◆ Exercise objective
Extract the stored dataset entries verbatim, starting at the first line and ending with the line that contains "344, 202, 353]".
** Start of Entries supplied **
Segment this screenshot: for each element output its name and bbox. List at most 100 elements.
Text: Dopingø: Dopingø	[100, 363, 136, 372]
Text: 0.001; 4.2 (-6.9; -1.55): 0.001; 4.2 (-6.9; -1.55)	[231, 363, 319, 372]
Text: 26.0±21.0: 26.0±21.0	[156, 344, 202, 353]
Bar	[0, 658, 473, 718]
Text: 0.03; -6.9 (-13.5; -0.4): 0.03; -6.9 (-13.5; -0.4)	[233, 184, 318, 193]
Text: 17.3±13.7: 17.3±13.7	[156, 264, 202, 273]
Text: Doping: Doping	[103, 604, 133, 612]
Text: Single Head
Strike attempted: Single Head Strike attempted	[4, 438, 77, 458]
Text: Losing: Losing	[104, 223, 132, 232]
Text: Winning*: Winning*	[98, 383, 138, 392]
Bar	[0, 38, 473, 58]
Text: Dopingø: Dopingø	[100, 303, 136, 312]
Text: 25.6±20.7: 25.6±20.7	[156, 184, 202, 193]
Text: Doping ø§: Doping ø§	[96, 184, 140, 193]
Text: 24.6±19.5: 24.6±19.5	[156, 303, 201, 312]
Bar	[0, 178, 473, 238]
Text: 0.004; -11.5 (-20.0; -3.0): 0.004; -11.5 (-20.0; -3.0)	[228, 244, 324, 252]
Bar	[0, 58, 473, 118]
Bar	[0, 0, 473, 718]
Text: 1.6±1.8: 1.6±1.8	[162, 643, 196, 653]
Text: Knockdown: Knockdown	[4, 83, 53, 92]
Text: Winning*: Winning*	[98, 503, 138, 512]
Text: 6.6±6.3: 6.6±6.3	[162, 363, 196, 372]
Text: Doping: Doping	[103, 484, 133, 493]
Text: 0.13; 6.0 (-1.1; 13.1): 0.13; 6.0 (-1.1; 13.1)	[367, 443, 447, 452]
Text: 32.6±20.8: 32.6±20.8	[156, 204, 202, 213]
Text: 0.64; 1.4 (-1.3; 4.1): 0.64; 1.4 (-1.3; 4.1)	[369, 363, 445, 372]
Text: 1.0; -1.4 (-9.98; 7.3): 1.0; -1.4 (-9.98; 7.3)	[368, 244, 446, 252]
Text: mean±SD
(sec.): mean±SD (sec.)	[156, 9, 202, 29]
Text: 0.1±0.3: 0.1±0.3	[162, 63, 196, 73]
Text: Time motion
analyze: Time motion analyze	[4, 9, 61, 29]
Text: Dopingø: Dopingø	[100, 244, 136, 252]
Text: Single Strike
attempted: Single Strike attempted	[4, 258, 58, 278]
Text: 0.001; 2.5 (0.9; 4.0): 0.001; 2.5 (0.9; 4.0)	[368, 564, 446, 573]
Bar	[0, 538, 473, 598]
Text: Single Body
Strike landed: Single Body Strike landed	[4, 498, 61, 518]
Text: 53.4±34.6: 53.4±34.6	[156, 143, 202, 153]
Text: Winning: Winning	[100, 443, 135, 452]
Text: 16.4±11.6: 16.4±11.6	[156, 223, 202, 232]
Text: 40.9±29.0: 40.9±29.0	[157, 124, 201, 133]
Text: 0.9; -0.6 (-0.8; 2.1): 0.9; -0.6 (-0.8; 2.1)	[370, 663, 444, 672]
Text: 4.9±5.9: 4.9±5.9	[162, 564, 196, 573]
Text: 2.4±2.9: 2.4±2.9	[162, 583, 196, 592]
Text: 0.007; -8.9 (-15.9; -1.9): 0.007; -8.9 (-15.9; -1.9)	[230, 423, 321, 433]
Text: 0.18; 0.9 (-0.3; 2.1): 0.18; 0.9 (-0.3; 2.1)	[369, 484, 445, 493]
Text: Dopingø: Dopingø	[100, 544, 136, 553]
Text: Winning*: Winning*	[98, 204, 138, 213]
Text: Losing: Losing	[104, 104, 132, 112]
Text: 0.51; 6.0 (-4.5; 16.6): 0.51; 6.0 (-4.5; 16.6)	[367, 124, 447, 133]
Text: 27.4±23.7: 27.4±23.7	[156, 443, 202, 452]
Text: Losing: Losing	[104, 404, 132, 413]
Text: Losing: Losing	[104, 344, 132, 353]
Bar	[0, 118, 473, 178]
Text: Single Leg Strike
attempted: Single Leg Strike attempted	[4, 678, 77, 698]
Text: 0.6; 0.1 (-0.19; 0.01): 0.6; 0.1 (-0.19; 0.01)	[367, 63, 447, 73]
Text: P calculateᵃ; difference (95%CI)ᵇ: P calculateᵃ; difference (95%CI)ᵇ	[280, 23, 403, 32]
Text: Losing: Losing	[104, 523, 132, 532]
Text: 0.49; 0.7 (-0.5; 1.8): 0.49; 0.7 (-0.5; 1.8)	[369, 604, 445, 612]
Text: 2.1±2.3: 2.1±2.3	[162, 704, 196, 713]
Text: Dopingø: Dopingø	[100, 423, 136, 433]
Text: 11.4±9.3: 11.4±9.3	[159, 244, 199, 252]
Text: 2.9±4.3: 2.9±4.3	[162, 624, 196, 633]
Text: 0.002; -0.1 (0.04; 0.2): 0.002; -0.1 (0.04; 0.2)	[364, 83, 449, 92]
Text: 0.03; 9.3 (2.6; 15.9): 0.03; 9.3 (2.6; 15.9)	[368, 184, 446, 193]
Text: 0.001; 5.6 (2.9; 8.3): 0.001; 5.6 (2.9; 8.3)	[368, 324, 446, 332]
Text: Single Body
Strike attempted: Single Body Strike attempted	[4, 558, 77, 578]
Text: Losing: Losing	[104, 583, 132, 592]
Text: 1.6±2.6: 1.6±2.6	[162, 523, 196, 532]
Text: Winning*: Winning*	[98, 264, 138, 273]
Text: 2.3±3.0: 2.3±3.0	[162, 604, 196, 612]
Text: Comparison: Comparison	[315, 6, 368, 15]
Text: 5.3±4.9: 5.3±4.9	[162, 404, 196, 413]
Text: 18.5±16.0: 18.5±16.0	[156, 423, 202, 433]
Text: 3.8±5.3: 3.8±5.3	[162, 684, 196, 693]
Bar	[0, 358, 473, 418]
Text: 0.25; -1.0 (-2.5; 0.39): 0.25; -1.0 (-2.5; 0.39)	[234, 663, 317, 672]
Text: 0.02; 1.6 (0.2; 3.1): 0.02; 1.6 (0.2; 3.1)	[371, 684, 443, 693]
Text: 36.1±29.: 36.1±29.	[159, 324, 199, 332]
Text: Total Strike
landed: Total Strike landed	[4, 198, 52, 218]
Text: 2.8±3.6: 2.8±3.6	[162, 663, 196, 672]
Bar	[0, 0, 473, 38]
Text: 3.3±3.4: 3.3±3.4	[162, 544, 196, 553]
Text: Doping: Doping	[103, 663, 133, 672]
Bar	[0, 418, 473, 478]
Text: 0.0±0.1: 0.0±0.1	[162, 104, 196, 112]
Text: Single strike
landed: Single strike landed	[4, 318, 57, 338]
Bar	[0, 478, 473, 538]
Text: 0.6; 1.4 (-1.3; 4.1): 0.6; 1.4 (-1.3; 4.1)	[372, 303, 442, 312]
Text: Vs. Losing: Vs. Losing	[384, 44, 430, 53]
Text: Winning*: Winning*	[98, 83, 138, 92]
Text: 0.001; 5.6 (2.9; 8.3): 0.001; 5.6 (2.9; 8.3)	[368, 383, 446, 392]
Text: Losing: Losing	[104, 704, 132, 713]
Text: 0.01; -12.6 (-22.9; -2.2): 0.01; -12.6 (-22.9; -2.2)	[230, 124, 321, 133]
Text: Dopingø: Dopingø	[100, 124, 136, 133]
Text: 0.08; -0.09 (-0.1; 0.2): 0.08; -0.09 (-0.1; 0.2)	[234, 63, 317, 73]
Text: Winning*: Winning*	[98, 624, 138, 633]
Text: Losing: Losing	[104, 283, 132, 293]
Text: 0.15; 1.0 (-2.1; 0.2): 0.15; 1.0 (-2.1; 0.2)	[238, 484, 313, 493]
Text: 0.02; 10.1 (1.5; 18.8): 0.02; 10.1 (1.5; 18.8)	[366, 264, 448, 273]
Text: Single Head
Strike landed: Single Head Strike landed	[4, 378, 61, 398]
** End of Entries supplied **
◆ Response to this exercise
Segment this screenshot: for each element output its name and bbox. List at most 100 elements.
Text: Dopingø: Dopingø	[100, 363, 136, 372]
Text: 0.001; 4.2 (-6.9; -1.55): 0.001; 4.2 (-6.9; -1.55)	[231, 363, 319, 372]
Text: 26.0±21.0: 26.0±21.0	[156, 344, 202, 353]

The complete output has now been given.